◆ The exercise
Transcribe each entry below exactly. Pictures do not go in the copy.

◆ Provided data
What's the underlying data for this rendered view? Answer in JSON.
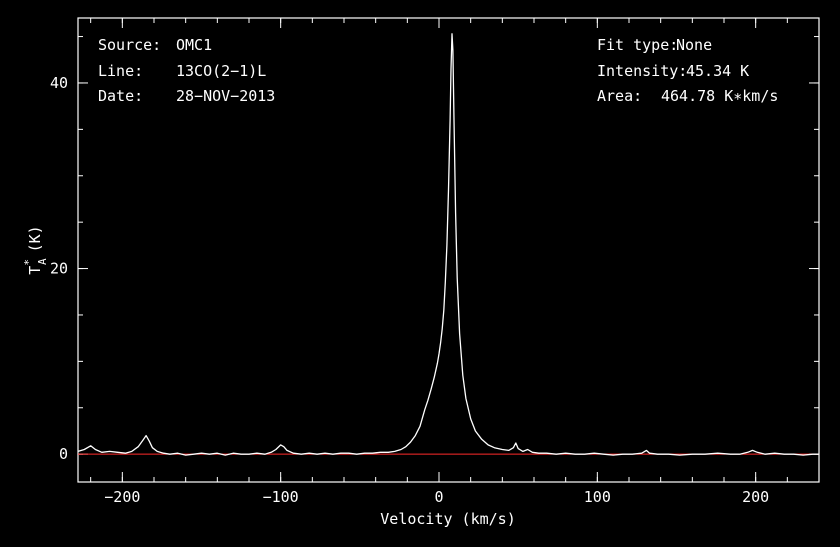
{
  "chart_data": {
    "type": "line",
    "xlabel": "Velocity (km/s)",
    "ylabel_main": "T",
    "ylabel_sup": "*",
    "ylabel_sub": "A",
    "ylabel_unit": "(K)",
    "xlim": [
      -228,
      240
    ],
    "ylim": [
      -3,
      47
    ],
    "xticks": [
      {
        "value": -200,
        "label": "−200"
      },
      {
        "value": -100,
        "label": "−100"
      },
      {
        "value": 0,
        "label": "0"
      },
      {
        "value": 100,
        "label": "100"
      },
      {
        "value": 200,
        "label": "200"
      }
    ],
    "yticks": [
      {
        "value": 0,
        "label": "0"
      },
      {
        "value": 20,
        "label": "20"
      },
      {
        "value": 40,
        "label": "40"
      }
    ],
    "x_minor_step": 20,
    "y_minor_step": 5,
    "baseline": 0,
    "baseline_color": "#ff2a2a",
    "line_color": "#ffffff",
    "series": [
      {
        "points": [
          [
            -228,
            0.3
          ],
          [
            -224,
            0.5
          ],
          [
            -220,
            0.9
          ],
          [
            -217,
            0.5
          ],
          [
            -213,
            0.2
          ],
          [
            -208,
            0.3
          ],
          [
            -203,
            0.2
          ],
          [
            -198,
            0.1
          ],
          [
            -194,
            0.3
          ],
          [
            -190,
            0.8
          ],
          [
            -187,
            1.5
          ],
          [
            -185,
            2.0
          ],
          [
            -183,
            1.4
          ],
          [
            -181,
            0.7
          ],
          [
            -178,
            0.3
          ],
          [
            -174,
            0.1
          ],
          [
            -170,
            0.0
          ],
          [
            -165,
            0.1
          ],
          [
            -160,
            -0.1
          ],
          [
            -155,
            0.0
          ],
          [
            -150,
            0.1
          ],
          [
            -145,
            0.0
          ],
          [
            -140,
            0.1
          ],
          [
            -135,
            -0.1
          ],
          [
            -130,
            0.1
          ],
          [
            -125,
            0.0
          ],
          [
            -120,
            0.0
          ],
          [
            -115,
            0.1
          ],
          [
            -110,
            0.0
          ],
          [
            -106,
            0.2
          ],
          [
            -103,
            0.5
          ],
          [
            -100,
            1.0
          ],
          [
            -98,
            0.8
          ],
          [
            -96,
            0.4
          ],
          [
            -92,
            0.1
          ],
          [
            -87,
            0.0
          ],
          [
            -82,
            0.1
          ],
          [
            -77,
            0.0
          ],
          [
            -72,
            0.1
          ],
          [
            -67,
            0.0
          ],
          [
            -62,
            0.1
          ],
          [
            -57,
            0.1
          ],
          [
            -52,
            0.0
          ],
          [
            -47,
            0.1
          ],
          [
            -42,
            0.1
          ],
          [
            -37,
            0.2
          ],
          [
            -32,
            0.2
          ],
          [
            -28,
            0.3
          ],
          [
            -24,
            0.5
          ],
          [
            -21,
            0.8
          ],
          [
            -18,
            1.3
          ],
          [
            -15,
            2.0
          ],
          [
            -12,
            3.0
          ],
          [
            -9,
            4.8
          ],
          [
            -7,
            5.8
          ],
          [
            -5,
            7.0
          ],
          [
            -3,
            8.3
          ],
          [
            -1,
            9.8
          ],
          [
            0,
            10.8
          ],
          [
            1,
            12.0
          ],
          [
            2,
            13.5
          ],
          [
            3,
            15.5
          ],
          [
            4,
            18.5
          ],
          [
            5,
            22.5
          ],
          [
            6,
            28.5
          ],
          [
            7,
            36.0
          ],
          [
            7.6,
            41.5
          ],
          [
            8.2,
            45.3
          ],
          [
            8.8,
            43.5
          ],
          [
            9.5,
            36.0
          ],
          [
            10.5,
            26.0
          ],
          [
            11.5,
            19.0
          ],
          [
            13,
            13.0
          ],
          [
            15,
            8.5
          ],
          [
            17,
            6.0
          ],
          [
            20,
            3.8
          ],
          [
            23,
            2.5
          ],
          [
            27,
            1.6
          ],
          [
            31,
            1.0
          ],
          [
            35,
            0.7
          ],
          [
            40,
            0.5
          ],
          [
            44,
            0.4
          ],
          [
            47,
            0.7
          ],
          [
            48.5,
            1.2
          ],
          [
            50,
            0.6
          ],
          [
            53,
            0.3
          ],
          [
            56,
            0.5
          ],
          [
            59,
            0.2
          ],
          [
            63,
            0.1
          ],
          [
            68,
            0.1
          ],
          [
            74,
            0.0
          ],
          [
            80,
            0.1
          ],
          [
            86,
            0.0
          ],
          [
            92,
            0.0
          ],
          [
            98,
            0.1
          ],
          [
            104,
            0.0
          ],
          [
            110,
            -0.1
          ],
          [
            116,
            0.0
          ],
          [
            122,
            0.0
          ],
          [
            128,
            0.1
          ],
          [
            131,
            0.4
          ],
          [
            133,
            0.1
          ],
          [
            138,
            0.0
          ],
          [
            145,
            0.0
          ],
          [
            152,
            -0.1
          ],
          [
            160,
            0.0
          ],
          [
            168,
            0.0
          ],
          [
            176,
            0.1
          ],
          [
            184,
            0.0
          ],
          [
            190,
            0.0
          ],
          [
            195,
            0.2
          ],
          [
            198,
            0.4
          ],
          [
            201,
            0.2
          ],
          [
            206,
            0.0
          ],
          [
            212,
            0.1
          ],
          [
            218,
            0.0
          ],
          [
            224,
            0.0
          ],
          [
            230,
            -0.1
          ],
          [
            236,
            0.0
          ],
          [
            240,
            0.0
          ]
        ]
      }
    ]
  },
  "info_left": [
    {
      "label": "Source:",
      "value": "OMC1"
    },
    {
      "label": "Line:",
      "value": "13CO(2−1)L"
    },
    {
      "label": "Date:",
      "value": "28−NOV−2013"
    }
  ],
  "info_right": [
    {
      "label": "Fit type:",
      "value": "None"
    },
    {
      "label": "Intensity:",
      "value": "45.34 K"
    },
    {
      "label": "Area:",
      "value": "464.78 K∗km/s"
    }
  ]
}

◆ Output for this exercise
What's the underlying data for this rendered view? Answer in JSON.
{
  "chart_data": {
    "type": "line",
    "xlabel": "Velocity (km/s)",
    "ylabel_main": "T",
    "ylabel_sup": "*",
    "ylabel_sub": "A",
    "ylabel_unit": "(K)",
    "xlim": [
      -228,
      240
    ],
    "ylim": [
      -3,
      47
    ],
    "xticks": [
      {
        "value": -200,
        "label": "−200"
      },
      {
        "value": -100,
        "label": "−100"
      },
      {
        "value": 0,
        "label": "0"
      },
      {
        "value": 100,
        "label": "100"
      },
      {
        "value": 200,
        "label": "200"
      }
    ],
    "yticks": [
      {
        "value": 0,
        "label": "0"
      },
      {
        "value": 20,
        "label": "20"
      },
      {
        "value": 40,
        "label": "40"
      }
    ],
    "x_minor_step": 20,
    "y_minor_step": 5,
    "baseline": 0,
    "baseline_color": "#ff2a2a",
    "line_color": "#ffffff",
    "series": [
      {
        "points": [
          [
            -228,
            0.3
          ],
          [
            -224,
            0.5
          ],
          [
            -220,
            0.9
          ],
          [
            -217,
            0.5
          ],
          [
            -213,
            0.2
          ],
          [
            -208,
            0.3
          ],
          [
            -203,
            0.2
          ],
          [
            -198,
            0.1
          ],
          [
            -194,
            0.3
          ],
          [
            -190,
            0.8
          ],
          [
            -187,
            1.5
          ],
          [
            -185,
            2.0
          ],
          [
            -183,
            1.4
          ],
          [
            -181,
            0.7
          ],
          [
            -178,
            0.3
          ],
          [
            -174,
            0.1
          ],
          [
            -170,
            0.0
          ],
          [
            -165,
            0.1
          ],
          [
            -160,
            -0.1
          ],
          [
            -155,
            0.0
          ],
          [
            -150,
            0.1
          ],
          [
            -145,
            0.0
          ],
          [
            -140,
            0.1
          ],
          [
            -135,
            -0.1
          ],
          [
            -130,
            0.1
          ],
          [
            -125,
            0.0
          ],
          [
            -120,
            0.0
          ],
          [
            -115,
            0.1
          ],
          [
            -110,
            0.0
          ],
          [
            -106,
            0.2
          ],
          [
            -103,
            0.5
          ],
          [
            -100,
            1.0
          ],
          [
            -98,
            0.8
          ],
          [
            -96,
            0.4
          ],
          [
            -92,
            0.1
          ],
          [
            -87,
            0.0
          ],
          [
            -82,
            0.1
          ],
          [
            -77,
            0.0
          ],
          [
            -72,
            0.1
          ],
          [
            -67,
            0.0
          ],
          [
            -62,
            0.1
          ],
          [
            -57,
            0.1
          ],
          [
            -52,
            0.0
          ],
          [
            -47,
            0.1
          ],
          [
            -42,
            0.1
          ],
          [
            -37,
            0.2
          ],
          [
            -32,
            0.2
          ],
          [
            -28,
            0.3
          ],
          [
            -24,
            0.5
          ],
          [
            -21,
            0.8
          ],
          [
            -18,
            1.3
          ],
          [
            -15,
            2.0
          ],
          [
            -12,
            3.0
          ],
          [
            -9,
            4.8
          ],
          [
            -7,
            5.8
          ],
          [
            -5,
            7.0
          ],
          [
            -3,
            8.3
          ],
          [
            -1,
            9.8
          ],
          [
            0,
            10.8
          ],
          [
            1,
            12.0
          ],
          [
            2,
            13.5
          ],
          [
            3,
            15.5
          ],
          [
            4,
            18.5
          ],
          [
            5,
            22.5
          ],
          [
            6,
            28.5
          ],
          [
            7,
            36.0
          ],
          [
            7.6,
            41.5
          ],
          [
            8.2,
            45.3
          ],
          [
            8.8,
            43.5
          ],
          [
            9.5,
            36.0
          ],
          [
            10.5,
            26.0
          ],
          [
            11.5,
            19.0
          ],
          [
            13,
            13.0
          ],
          [
            15,
            8.5
          ],
          [
            17,
            6.0
          ],
          [
            20,
            3.8
          ],
          [
            23,
            2.5
          ],
          [
            27,
            1.6
          ],
          [
            31,
            1.0
          ],
          [
            35,
            0.7
          ],
          [
            40,
            0.5
          ],
          [
            44,
            0.4
          ],
          [
            47,
            0.7
          ],
          [
            48.5,
            1.2
          ],
          [
            50,
            0.6
          ],
          [
            53,
            0.3
          ],
          [
            56,
            0.5
          ],
          [
            59,
            0.2
          ],
          [
            63,
            0.1
          ],
          [
            68,
            0.1
          ],
          [
            74,
            0.0
          ],
          [
            80,
            0.1
          ],
          [
            86,
            0.0
          ],
          [
            92,
            0.0
          ],
          [
            98,
            0.1
          ],
          [
            104,
            0.0
          ],
          [
            110,
            -0.1
          ],
          [
            116,
            0.0
          ],
          [
            122,
            0.0
          ],
          [
            128,
            0.1
          ],
          [
            131,
            0.4
          ],
          [
            133,
            0.1
          ],
          [
            138,
            0.0
          ],
          [
            145,
            0.0
          ],
          [
            152,
            -0.1
          ],
          [
            160,
            0.0
          ],
          [
            168,
            0.0
          ],
          [
            176,
            0.1
          ],
          [
            184,
            0.0
          ],
          [
            190,
            0.0
          ],
          [
            195,
            0.2
          ],
          [
            198,
            0.4
          ],
          [
            201,
            0.2
          ],
          [
            206,
            0.0
          ],
          [
            212,
            0.1
          ],
          [
            218,
            0.0
          ],
          [
            224,
            0.0
          ],
          [
            230,
            -0.1
          ],
          [
            236,
            0.0
          ],
          [
            240,
            0.0
          ]
        ]
      }
    ]
  },
  "info_left": [
    {
      "label": "Source:",
      "value": "OMC1"
    },
    {
      "label": "Line:",
      "value": "13CO(2−1)L"
    },
    {
      "label": "Date:",
      "value": "28−NOV−2013"
    }
  ],
  "info_right": [
    {
      "label": "Fit type:",
      "value": "None"
    },
    {
      "label": "Intensity:",
      "value": "45.34 K"
    },
    {
      "label": "Area:",
      "value": "464.78 K∗km/s"
    }
  ]
}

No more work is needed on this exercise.